• WORK TO DO:
Will you write out the data exactly, excluding every picture?

(Stored data)
+ + + +

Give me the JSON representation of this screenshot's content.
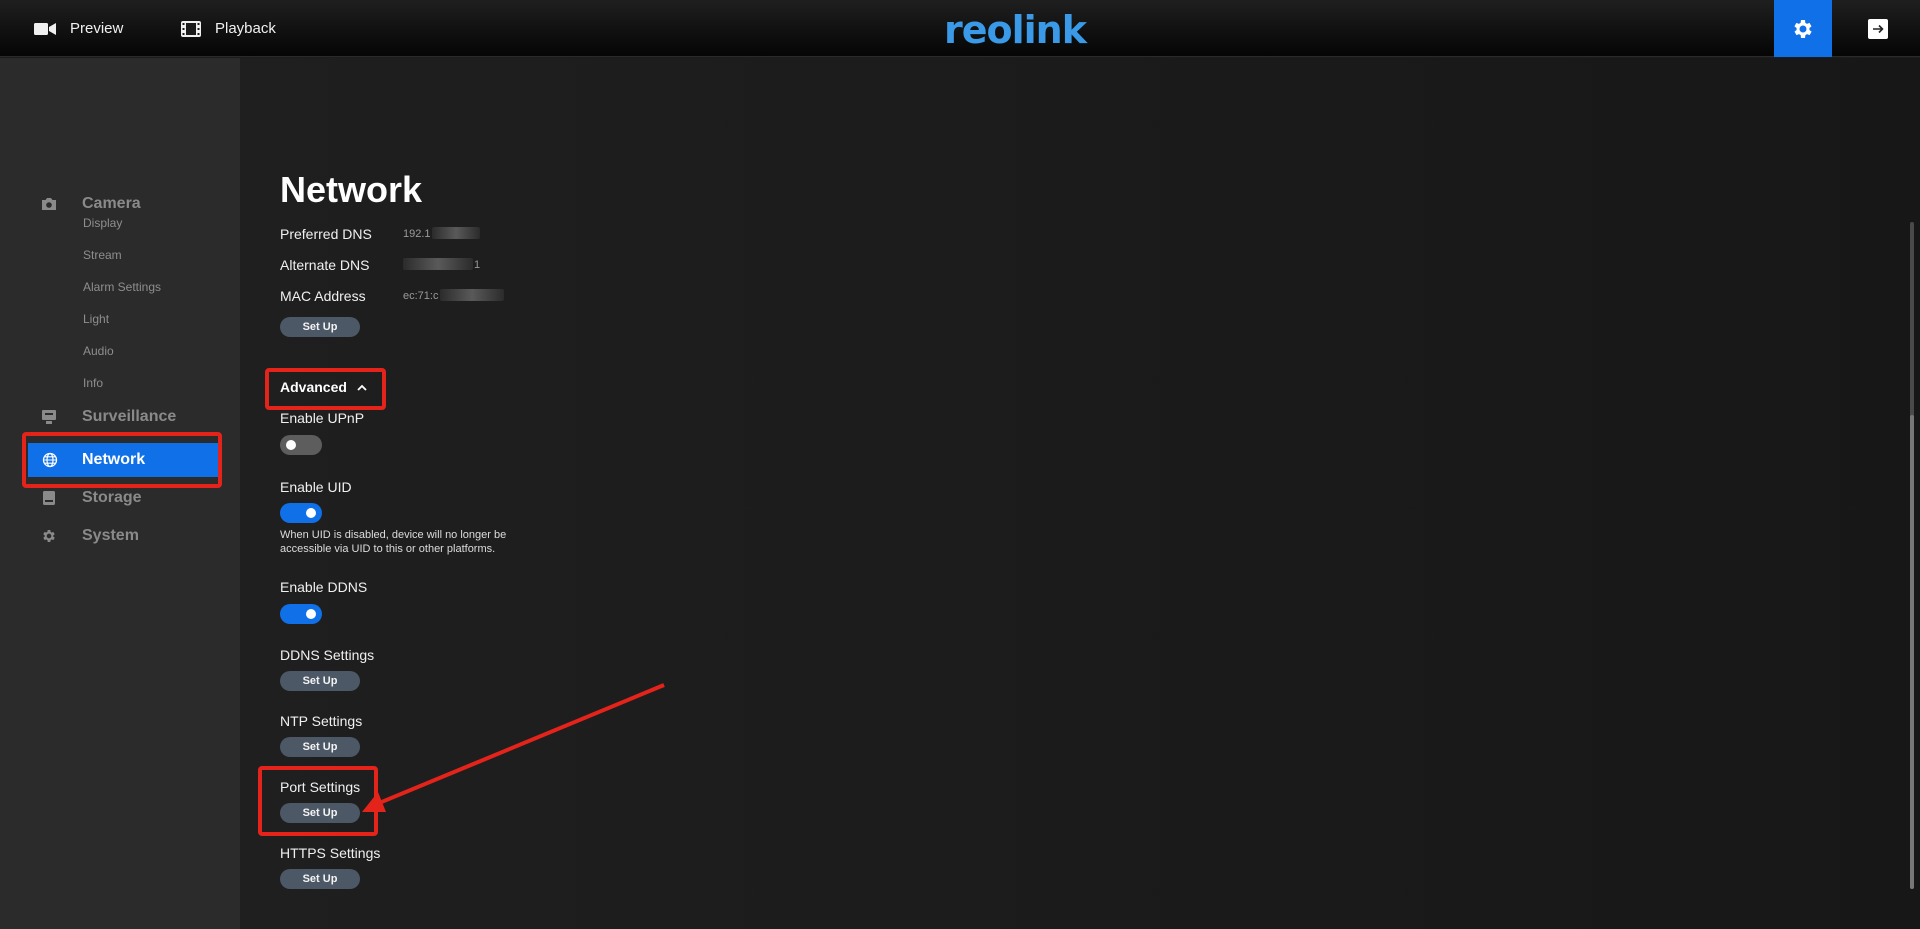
{
  "topbar": {
    "preview_label": "Preview",
    "playback_label": "Playback",
    "logo_text": "reolink"
  },
  "sidebar": {
    "items": [
      {
        "label": "Camera",
        "icon": "camera-icon"
      },
      {
        "label": "Surveillance",
        "icon": "monitor-icon"
      },
      {
        "label": "Network",
        "icon": "globe-icon",
        "active": true
      },
      {
        "label": "Storage",
        "icon": "storage-icon"
      },
      {
        "label": "System",
        "icon": "gear-icon"
      }
    ],
    "camera_subitems": [
      "Display",
      "Stream",
      "Alarm Settings",
      "Light",
      "Audio",
      "Info"
    ]
  },
  "main": {
    "title": "Network",
    "preferred_dns_label": "Preferred DNS",
    "preferred_dns_value": "192.1",
    "alternate_dns_label": "Alternate DNS",
    "alternate_dns_value": "1",
    "mac_label": "MAC Address",
    "mac_value": "ec:71:c",
    "setup_label": "Set Up",
    "advanced_label": "Advanced",
    "upnp_label": "Enable UPnP",
    "uid_label": "Enable UID",
    "uid_hint": "When UID is disabled, device will no longer be accessible via UID to this or other platforms.",
    "ddns_label": "Enable DDNS",
    "ddns_settings_label": "DDNS Settings",
    "ntp_settings_label": "NTP Settings",
    "port_settings_label": "Port Settings",
    "https_settings_label": "HTTPS Settings",
    "toggles": {
      "upnp": false,
      "uid": true,
      "ddns": true
    }
  },
  "colors": {
    "accent": "#1070e8",
    "annotation": "#e4231b",
    "logo": "#3a9ae8"
  }
}
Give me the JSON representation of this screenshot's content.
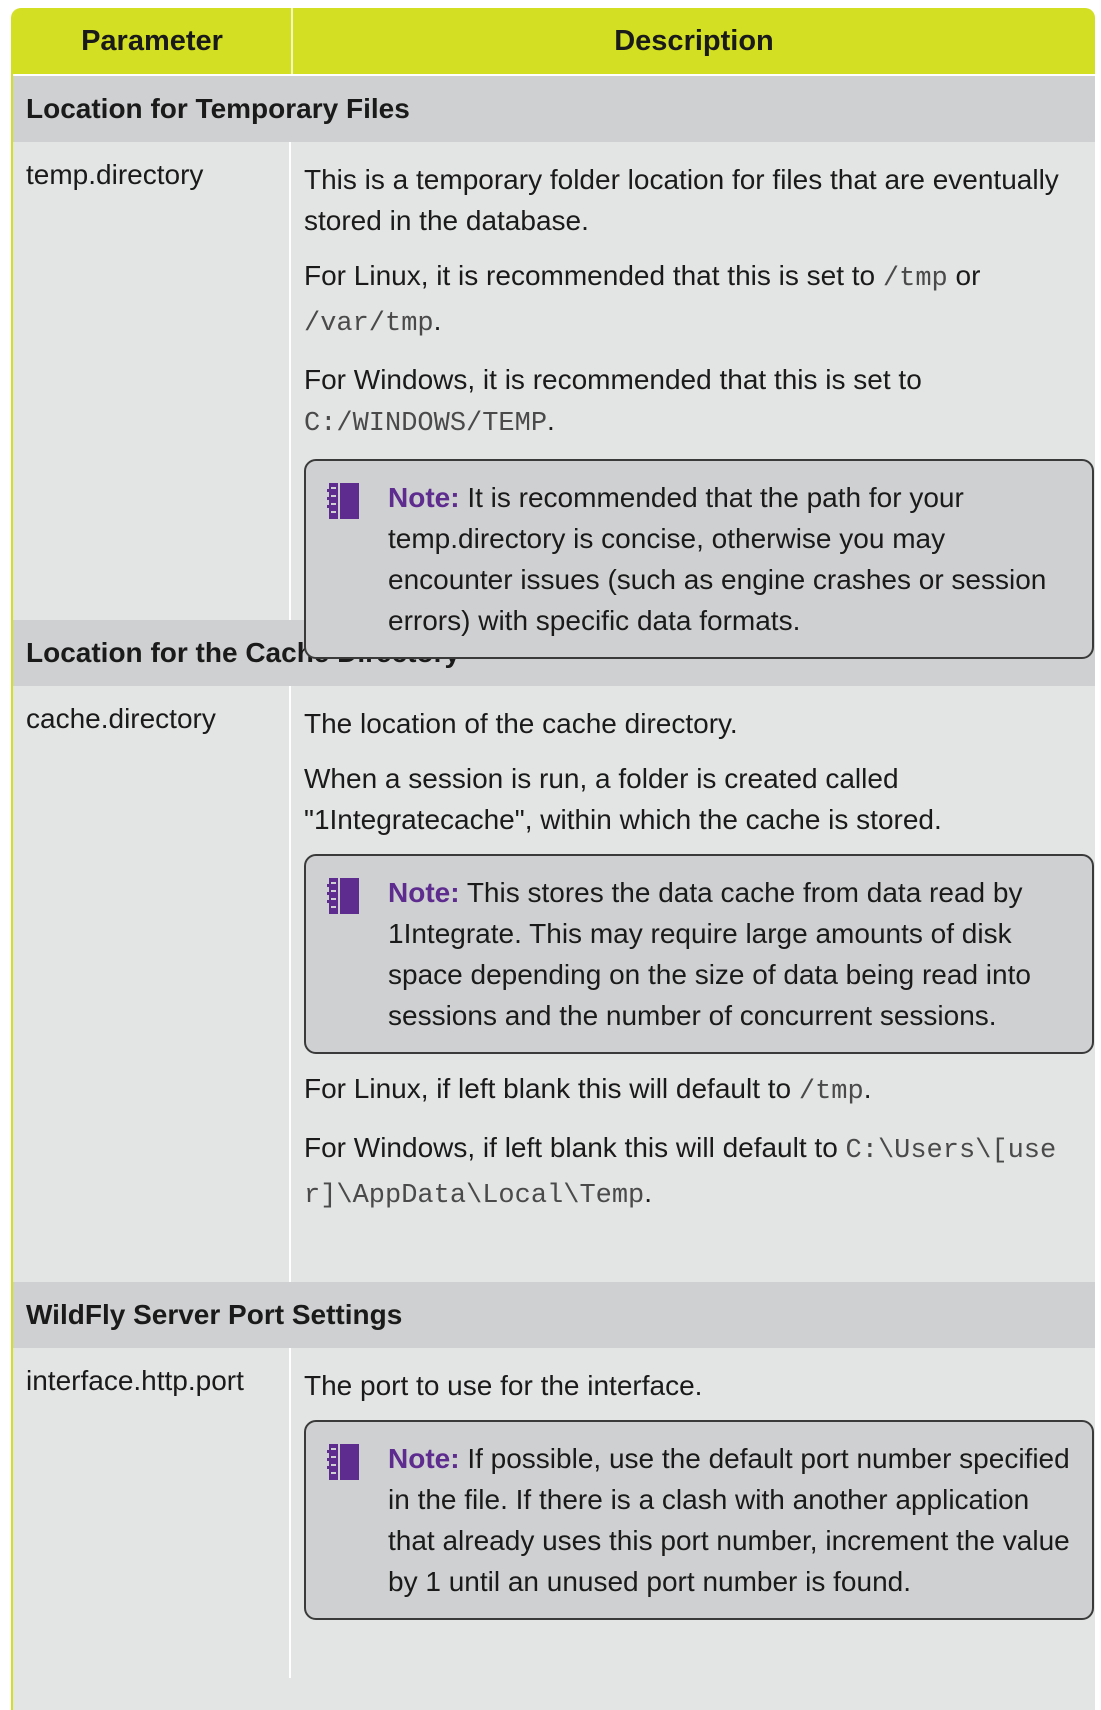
{
  "header": {
    "parameter": "Parameter",
    "description": "Description"
  },
  "sections": [
    {
      "title": "Location for Temporary Files",
      "param": "temp.directory",
      "p1": "This is a temporary folder location for files that are eventually stored in the database.",
      "p2_pre": "For Linux, it is recommended that this is set to ",
      "p2_code1": "/tmp",
      "p2_mid": " or ",
      "p2_code2": "/var/tmp",
      "p2_post": ".",
      "p3_pre": "For Windows, it is recommended that this is set to ",
      "p3_code": "C:/WINDOWS/TEMP",
      "p3_post": ".",
      "note_label": "Note:",
      "note_text": " It is recommended that the path for your temp.directory is concise, otherwise you may encounter issues (such as engine crashes or session errors) with specific data formats."
    },
    {
      "title": "Location for the Cache Directory",
      "param": "cache.directory",
      "p1": "The location of the cache directory.",
      "p2": "When a session is run, a folder is created called \"1Integratecache\", within which the cache is stored.",
      "note_label": "Note:",
      "note_text": " This stores the data cache from data read by 1Integrate. This may require large amounts of disk space depending on the size of data being read into sessions and the number of concurrent sessions.",
      "p3_pre": "For Linux, if left blank this will default to ",
      "p3_code": "/tmp",
      "p3_post": ".",
      "p4_pre": "For Windows, if left blank this will default to ",
      "p4_code": "C:\\Users\\[user]\\AppData\\Local\\Temp",
      "p4_post": "."
    },
    {
      "title": "WildFly Server Port Settings",
      "param": "interface.http.port",
      "p1": "The port to use for the interface.",
      "note_label": "Note:",
      "note_text": " If possible, use the default port number specified in the file. If there is a clash with another application that already uses this port number, increment the value by 1 until an unused port number is found."
    }
  ],
  "colors": {
    "header_bg": "#d3df22",
    "section_bg": "#cfd0d1",
    "row_bg": "#e3e4e4",
    "note_label": "#5e2b8f"
  },
  "icons": {
    "note": "notebook-icon"
  }
}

+ + + +

• OUTPUT:
Give me the JSON representation of this screenshot's content.
{
  "topbar": {
    "preview_label": "Preview",
    "playback_label": "Playback",
    "logo_text": "reolink"
  },
  "sidebar": {
    "items": [
      {
        "label": "Camera",
        "icon": "camera-icon"
      },
      {
        "label": "Surveillance",
        "icon": "monitor-icon"
      },
      {
        "label": "Network",
        "icon": "globe-icon",
        "active": true
      },
      {
        "label": "Storage",
        "icon": "storage-icon"
      },
      {
        "label": "System",
        "icon": "gear-icon"
      }
    ],
    "camera_subitems": [
      "Display",
      "Stream",
      "Alarm Settings",
      "Light",
      "Audio",
      "Info"
    ]
  },
  "main": {
    "title": "Network",
    "preferred_dns_label": "Preferred DNS",
    "preferred_dns_value": "192.1",
    "alternate_dns_label": "Alternate DNS",
    "alternate_dns_value": "1",
    "mac_label": "MAC Address",
    "mac_value": "ec:71:c",
    "setup_label": "Set Up",
    "advanced_label": "Advanced",
    "upnp_label": "Enable UPnP",
    "uid_label": "Enable UID",
    "uid_hint": "When UID is disabled, device will no longer be accessible via UID to this or other platforms.",
    "ddns_label": "Enable DDNS",
    "ddns_settings_label": "DDNS Settings",
    "ntp_settings_label": "NTP Settings",
    "port_settings_label": "Port Settings",
    "https_settings_label": "HTTPS Settings",
    "toggles": {
      "upnp": false,
      "uid": true,
      "ddns": true
    }
  },
  "colors": {
    "accent": "#1070e8",
    "annotation": "#e4231b",
    "logo": "#3a9ae8"
  }
}
Give me the JSON representation of this screenshot's content.
{
  "header": {
    "parameter": "Parameter",
    "description": "Description"
  },
  "sections": [
    {
      "title": "Location for Temporary Files",
      "param": "temp.directory",
      "p1": "This is a temporary folder location for files that are eventually stored in the database.",
      "p2_pre": "For Linux, it is recommended that this is set to ",
      "p2_code1": "/tmp",
      "p2_mid": " or ",
      "p2_code2": "/var/tmp",
      "p2_post": ".",
      "p3_pre": "For Windows, it is recommended that this is set to ",
      "p3_code": "C:/WINDOWS/TEMP",
      "p3_post": ".",
      "note_label": "Note:",
      "note_text": " It is recommended that the path for your temp.directory is concise, otherwise you may encounter issues (such as engine crashes or session errors) with specific data formats."
    },
    {
      "title": "Location for the Cache Directory",
      "param": "cache.directory",
      "p1": "The location of the cache directory.",
      "p2": "When a session is run, a folder is created called \"1Integratecache\", within which the cache is stored.",
      "note_label": "Note:",
      "note_text": " This stores the data cache from data read by 1Integrate. This may require large amounts of disk space depending on the size of data being read into sessions and the number of concurrent sessions.",
      "p3_pre": "For Linux, if left blank this will default to ",
      "p3_code": "/tmp",
      "p3_post": ".",
      "p4_pre": "For Windows, if left blank this will default to ",
      "p4_code": "C:\\Users\\[user]\\AppData\\Local\\Temp",
      "p4_post": "."
    },
    {
      "title": "WildFly Server Port Settings",
      "param": "interface.http.port",
      "p1": "The port to use for the interface.",
      "note_label": "Note:",
      "note_text": " If possible, use the default port number specified in the file. If there is a clash with another application that already uses this port number, increment the value by 1 until an unused port number is found."
    }
  ],
  "colors": {
    "header_bg": "#d3df22",
    "section_bg": "#cfd0d1",
    "row_bg": "#e3e4e4",
    "note_label": "#5e2b8f"
  },
  "icons": {
    "note": "notebook-icon"
  }
}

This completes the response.